_Input records_
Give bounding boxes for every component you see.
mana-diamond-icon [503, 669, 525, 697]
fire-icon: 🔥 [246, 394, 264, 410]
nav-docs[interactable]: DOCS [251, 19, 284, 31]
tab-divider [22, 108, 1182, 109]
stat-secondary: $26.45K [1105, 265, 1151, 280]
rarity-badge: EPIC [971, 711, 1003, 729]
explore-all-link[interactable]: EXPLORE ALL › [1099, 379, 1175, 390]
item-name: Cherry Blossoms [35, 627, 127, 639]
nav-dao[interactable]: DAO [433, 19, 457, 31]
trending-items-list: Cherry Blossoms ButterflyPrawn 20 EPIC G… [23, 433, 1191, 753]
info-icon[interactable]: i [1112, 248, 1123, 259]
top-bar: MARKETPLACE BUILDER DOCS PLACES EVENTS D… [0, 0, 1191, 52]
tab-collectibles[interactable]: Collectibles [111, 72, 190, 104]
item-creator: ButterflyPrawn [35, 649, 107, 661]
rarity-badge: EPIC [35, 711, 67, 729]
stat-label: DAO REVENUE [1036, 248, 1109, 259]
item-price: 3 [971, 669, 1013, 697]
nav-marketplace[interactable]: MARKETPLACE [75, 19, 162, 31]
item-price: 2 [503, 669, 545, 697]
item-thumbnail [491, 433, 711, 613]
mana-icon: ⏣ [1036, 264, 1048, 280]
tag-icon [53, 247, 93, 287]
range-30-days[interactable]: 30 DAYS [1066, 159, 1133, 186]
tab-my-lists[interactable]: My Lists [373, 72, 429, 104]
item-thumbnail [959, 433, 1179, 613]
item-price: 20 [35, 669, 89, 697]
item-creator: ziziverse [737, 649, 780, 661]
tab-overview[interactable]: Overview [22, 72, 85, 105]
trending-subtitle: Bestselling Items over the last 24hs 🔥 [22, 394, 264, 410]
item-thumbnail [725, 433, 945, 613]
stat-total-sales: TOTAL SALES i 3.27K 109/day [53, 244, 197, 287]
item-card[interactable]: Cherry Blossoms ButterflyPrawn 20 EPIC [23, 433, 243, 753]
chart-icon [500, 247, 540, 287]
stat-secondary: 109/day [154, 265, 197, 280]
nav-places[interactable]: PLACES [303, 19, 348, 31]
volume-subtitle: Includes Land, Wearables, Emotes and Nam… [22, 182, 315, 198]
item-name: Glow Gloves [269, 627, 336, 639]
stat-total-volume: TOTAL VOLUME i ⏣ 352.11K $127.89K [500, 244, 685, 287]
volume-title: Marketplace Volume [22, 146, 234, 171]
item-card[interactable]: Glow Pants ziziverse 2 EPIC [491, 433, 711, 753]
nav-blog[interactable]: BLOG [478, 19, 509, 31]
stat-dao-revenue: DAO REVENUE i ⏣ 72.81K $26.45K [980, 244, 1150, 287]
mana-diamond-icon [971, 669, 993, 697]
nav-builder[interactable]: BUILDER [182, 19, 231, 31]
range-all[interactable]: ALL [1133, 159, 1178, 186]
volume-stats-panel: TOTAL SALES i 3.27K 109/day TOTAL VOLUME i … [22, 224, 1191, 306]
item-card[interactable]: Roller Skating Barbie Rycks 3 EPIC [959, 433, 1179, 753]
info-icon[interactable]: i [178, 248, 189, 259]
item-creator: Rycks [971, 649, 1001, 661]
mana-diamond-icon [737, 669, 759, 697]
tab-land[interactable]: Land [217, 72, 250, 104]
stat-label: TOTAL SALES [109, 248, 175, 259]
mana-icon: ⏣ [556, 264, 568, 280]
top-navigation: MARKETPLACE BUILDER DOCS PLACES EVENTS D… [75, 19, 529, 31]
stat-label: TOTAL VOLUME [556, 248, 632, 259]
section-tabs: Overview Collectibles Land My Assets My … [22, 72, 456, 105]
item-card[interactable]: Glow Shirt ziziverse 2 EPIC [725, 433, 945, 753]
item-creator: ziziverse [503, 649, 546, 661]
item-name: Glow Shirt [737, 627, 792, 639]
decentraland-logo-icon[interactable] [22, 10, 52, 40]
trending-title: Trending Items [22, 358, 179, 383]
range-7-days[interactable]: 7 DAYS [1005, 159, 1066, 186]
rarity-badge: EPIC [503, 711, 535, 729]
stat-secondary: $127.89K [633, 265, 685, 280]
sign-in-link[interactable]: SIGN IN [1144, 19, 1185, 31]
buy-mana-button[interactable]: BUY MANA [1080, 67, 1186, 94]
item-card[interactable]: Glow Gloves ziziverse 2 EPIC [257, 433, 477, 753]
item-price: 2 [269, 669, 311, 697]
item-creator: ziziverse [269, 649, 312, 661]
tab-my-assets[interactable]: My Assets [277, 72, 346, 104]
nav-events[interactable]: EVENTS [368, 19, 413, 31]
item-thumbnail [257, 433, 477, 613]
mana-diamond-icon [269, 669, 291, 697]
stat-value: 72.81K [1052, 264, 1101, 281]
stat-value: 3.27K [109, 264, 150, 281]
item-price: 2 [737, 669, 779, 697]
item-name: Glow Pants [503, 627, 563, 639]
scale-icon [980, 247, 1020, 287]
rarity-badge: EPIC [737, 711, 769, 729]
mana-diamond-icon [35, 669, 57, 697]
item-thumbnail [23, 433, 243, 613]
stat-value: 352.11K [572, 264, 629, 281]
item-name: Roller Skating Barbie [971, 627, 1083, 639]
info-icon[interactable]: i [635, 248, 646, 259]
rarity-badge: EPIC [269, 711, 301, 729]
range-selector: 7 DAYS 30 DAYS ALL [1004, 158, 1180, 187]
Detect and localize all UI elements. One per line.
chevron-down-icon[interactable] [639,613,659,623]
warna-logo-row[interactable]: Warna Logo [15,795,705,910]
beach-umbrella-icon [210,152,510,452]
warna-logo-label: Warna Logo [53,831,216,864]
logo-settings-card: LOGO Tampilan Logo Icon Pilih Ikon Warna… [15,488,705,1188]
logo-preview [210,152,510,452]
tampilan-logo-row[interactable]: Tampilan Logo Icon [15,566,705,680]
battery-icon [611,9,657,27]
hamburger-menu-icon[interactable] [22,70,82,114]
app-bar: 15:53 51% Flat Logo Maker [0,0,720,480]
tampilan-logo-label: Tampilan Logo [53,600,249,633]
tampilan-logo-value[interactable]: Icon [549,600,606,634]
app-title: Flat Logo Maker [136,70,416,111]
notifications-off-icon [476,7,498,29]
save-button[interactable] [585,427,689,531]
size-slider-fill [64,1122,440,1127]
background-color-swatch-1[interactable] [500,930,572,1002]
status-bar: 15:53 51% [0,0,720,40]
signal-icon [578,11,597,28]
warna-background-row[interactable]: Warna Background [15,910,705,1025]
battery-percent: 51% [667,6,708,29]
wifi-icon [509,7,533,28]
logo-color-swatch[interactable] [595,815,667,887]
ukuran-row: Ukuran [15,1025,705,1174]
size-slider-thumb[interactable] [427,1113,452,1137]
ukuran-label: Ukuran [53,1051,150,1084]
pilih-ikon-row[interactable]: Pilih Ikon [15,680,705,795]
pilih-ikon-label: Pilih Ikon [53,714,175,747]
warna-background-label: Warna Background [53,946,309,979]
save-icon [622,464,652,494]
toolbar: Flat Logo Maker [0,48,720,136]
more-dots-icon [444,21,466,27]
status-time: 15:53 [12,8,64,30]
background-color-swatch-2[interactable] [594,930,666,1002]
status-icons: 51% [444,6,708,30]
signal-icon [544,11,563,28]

_Task prompt_
Write out the listing above again, substituting "RARE" for each "EPIC" and keeping everything else the same.

_Solution for this problem_
Give bounding boxes for every component you see.
mana-diamond-icon [503, 669, 525, 697]
fire-icon: 🔥 [246, 394, 264, 410]
nav-docs[interactable]: DOCS [251, 19, 284, 31]
tab-divider [22, 108, 1182, 109]
stat-secondary: $26.45K [1105, 265, 1151, 280]
rarity-badge: RARE [971, 711, 1003, 729]
explore-all-link[interactable]: EXPLORE ALL › [1099, 379, 1175, 390]
item-name: Cherry Blossoms [35, 627, 127, 639]
nav-dao[interactable]: DAO [433, 19, 457, 31]
trending-items-list: Cherry Blossoms ButterflyPrawn 20 RARE G… [23, 433, 1191, 753]
info-icon[interactable]: i [1112, 248, 1123, 259]
top-bar: MARKETPLACE BUILDER DOCS PLACES EVENTS D… [0, 0, 1191, 52]
tab-collectibles[interactable]: Collectibles [111, 72, 190, 104]
item-creator: ButterflyPrawn [35, 649, 107, 661]
rarity-badge: RARE [35, 711, 67, 729]
stat-label: DAO REVENUE [1036, 248, 1109, 259]
item-price: 3 [971, 669, 1013, 697]
nav-marketplace[interactable]: MARKETPLACE [75, 19, 162, 31]
item-price: 2 [503, 669, 545, 697]
item-thumbnail [491, 433, 711, 613]
mana-icon: ⏣ [1036, 264, 1048, 280]
tag-icon [53, 247, 93, 287]
range-30-days[interactable]: 30 DAYS [1066, 159, 1133, 186]
tab-my-lists[interactable]: My Lists [373, 72, 429, 104]
item-thumbnail [959, 433, 1179, 613]
item-price: 20 [35, 669, 89, 697]
item-creator: ziziverse [737, 649, 780, 661]
tab-overview[interactable]: Overview [22, 72, 85, 105]
trending-subtitle: Bestselling Items over the last 24hs 🔥 [22, 394, 264, 410]
item-thumbnail [725, 433, 945, 613]
stat-total-sales: TOTAL SALES i 3.27K 109/day [53, 244, 197, 287]
item-card[interactable]: Cherry Blossoms ButterflyPrawn 20 RARE [23, 433, 243, 753]
chart-icon [500, 247, 540, 287]
stat-secondary: 109/day [154, 265, 197, 280]
nav-places[interactable]: PLACES [303, 19, 348, 31]
volume-subtitle: Includes Land, Wearables, Emotes and Nam… [22, 182, 315, 198]
item-name: Glow Gloves [269, 627, 336, 639]
stat-total-volume: TOTAL VOLUME i ⏣ 352.11K $127.89K [500, 244, 685, 287]
volume-title: Marketplace Volume [22, 146, 234, 171]
item-card[interactable]: Glow Pants ziziverse 2 RARE [491, 433, 711, 753]
nav-blog[interactable]: BLOG [478, 19, 509, 31]
stat-dao-revenue: DAO REVENUE i ⏣ 72.81K $26.45K [980, 244, 1150, 287]
mana-diamond-icon [971, 669, 993, 697]
nav-builder[interactable]: BUILDER [182, 19, 231, 31]
range-all[interactable]: ALL [1133, 159, 1178, 186]
volume-stats-panel: TOTAL SALES i 3.27K 109/day TOTAL VOLUME i … [22, 224, 1191, 306]
item-card[interactable]: Roller Skating Barbie Rycks 3 RARE [959, 433, 1179, 753]
info-icon[interactable]: i [178, 248, 189, 259]
item-creator: Rycks [971, 649, 1001, 661]
mana-diamond-icon [737, 669, 759, 697]
tab-land[interactable]: Land [217, 72, 250, 104]
stat-label: TOTAL SALES [109, 248, 175, 259]
mana-icon: ⏣ [556, 264, 568, 280]
top-navigation: MARKETPLACE BUILDER DOCS PLACES EVENTS D… [75, 19, 529, 31]
stat-label: TOTAL VOLUME [556, 248, 632, 259]
section-tabs: Overview Collectibles Land My Assets My … [22, 72, 456, 105]
item-card[interactable]: Glow Shirt ziziverse 2 RARE [725, 433, 945, 753]
item-creator: ziziverse [503, 649, 546, 661]
item-name: Glow Shirt [737, 627, 792, 639]
decentraland-logo-icon[interactable] [22, 10, 52, 40]
trending-title: Trending Items [22, 358, 179, 383]
range-7-days[interactable]: 7 DAYS [1005, 159, 1066, 186]
rarity-badge: RARE [503, 711, 535, 729]
stat-secondary: $127.89K [633, 265, 685, 280]
sign-in-link[interactable]: SIGN IN [1144, 19, 1185, 31]
buy-mana-button[interactable]: BUY MANA [1080, 67, 1186, 94]
item-card[interactable]: Glow Gloves ziziverse 2 RARE [257, 433, 477, 753]
item-price: 2 [269, 669, 311, 697]
item-creator: ziziverse [269, 649, 312, 661]
tab-my-assets[interactable]: My Assets [277, 72, 346, 104]
nav-events[interactable]: EVENTS [368, 19, 413, 31]
item-thumbnail [257, 433, 477, 613]
mana-diamond-icon [269, 669, 291, 697]
stat-value: 72.81K [1052, 264, 1101, 281]
stat-value: 3.27K [109, 264, 150, 281]
item-price: 2 [737, 669, 779, 697]
item-name: Glow Pants [503, 627, 563, 639]
scale-icon [980, 247, 1020, 287]
rarity-badge: RARE [737, 711, 769, 729]
mana-diamond-icon [35, 669, 57, 697]
item-thumbnail [23, 433, 243, 613]
stat-value: 352.11K [572, 264, 629, 281]
item-name: Roller Skating Barbie [971, 627, 1083, 639]
info-icon[interactable]: i [635, 248, 646, 259]
rarity-badge: RARE [269, 711, 301, 729]
range-selector: 7 DAYS 30 DAYS ALL [1004, 158, 1180, 187]
Detect and localize all UI elements. One per line.
chevron-down-icon[interactable] [639,613,659,623]
warna-logo-row[interactable]: Warna Logo [15,795,705,910]
beach-umbrella-icon [210,152,510,452]
warna-logo-label: Warna Logo [53,831,216,864]
logo-settings-card: LOGO Tampilan Logo Icon Pilih Ikon Warna… [15,488,705,1188]
logo-preview [210,152,510,452]
tampilan-logo-row[interactable]: Tampilan Logo Icon [15,566,705,680]
battery-icon [611,9,657,27]
hamburger-menu-icon[interactable] [22,70,82,114]
app-bar: 15:53 51% Flat Logo Maker [0,0,720,480]
tampilan-logo-label: Tampilan Logo [53,600,249,633]
tampilan-logo-value[interactable]: Icon [549,600,606,634]
app-title: Flat Logo Maker [136,70,416,111]
notifications-off-icon [476,7,498,29]
save-button[interactable] [585,427,689,531]
size-slider-fill [64,1122,440,1127]
background-color-swatch-1[interactable] [500,930,572,1002]
status-bar: 15:53 51% [0,0,720,40]
signal-icon [578,11,597,28]
warna-background-row[interactable]: Warna Background [15,910,705,1025]
battery-percent: 51% [667,6,708,29]
wifi-icon [509,7,533,28]
logo-color-swatch[interactable] [595,815,667,887]
ukuran-row: Ukuran [15,1025,705,1174]
size-slider-thumb[interactable] [427,1113,452,1137]
ukuran-label: Ukuran [53,1051,150,1084]
pilih-ikon-row[interactable]: Pilih Ikon [15,680,705,795]
pilih-ikon-label: Pilih Ikon [53,714,175,747]
warna-background-label: Warna Background [53,946,309,979]
save-icon [622,464,652,494]
toolbar: Flat Logo Maker [0,48,720,136]
more-dots-icon [444,21,466,27]
status-time: 15:53 [12,8,64,30]
background-color-swatch-2[interactable] [594,930,666,1002]
status-icons: 51% [444,6,708,30]
signal-icon [544,11,563,28]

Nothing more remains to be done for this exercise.